→ AIM OF THE EXERCISE: Read the entries below and pull out each line with the string "Initial".

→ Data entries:
<<<<

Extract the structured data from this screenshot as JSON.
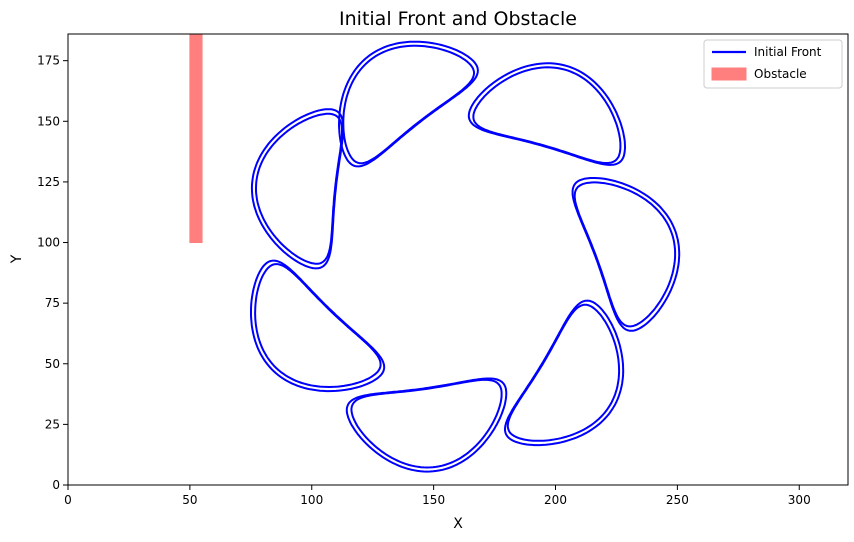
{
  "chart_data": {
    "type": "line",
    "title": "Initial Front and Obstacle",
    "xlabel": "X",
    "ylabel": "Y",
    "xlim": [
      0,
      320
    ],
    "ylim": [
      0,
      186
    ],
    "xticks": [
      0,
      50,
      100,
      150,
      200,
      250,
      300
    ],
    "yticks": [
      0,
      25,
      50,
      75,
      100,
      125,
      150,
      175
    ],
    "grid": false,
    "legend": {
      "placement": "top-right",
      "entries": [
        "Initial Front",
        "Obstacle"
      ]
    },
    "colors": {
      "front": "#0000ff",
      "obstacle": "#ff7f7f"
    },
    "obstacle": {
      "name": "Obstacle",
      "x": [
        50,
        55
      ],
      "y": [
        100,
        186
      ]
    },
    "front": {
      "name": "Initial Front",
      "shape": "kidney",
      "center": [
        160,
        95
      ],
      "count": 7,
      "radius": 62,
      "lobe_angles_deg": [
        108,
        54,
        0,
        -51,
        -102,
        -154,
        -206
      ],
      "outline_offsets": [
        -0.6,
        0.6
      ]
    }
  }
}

>>>>

→ RESULT BELOW:
    "title": "Initial Front and Obstacle",
        "Initial Front",
      "name": "Initial Front",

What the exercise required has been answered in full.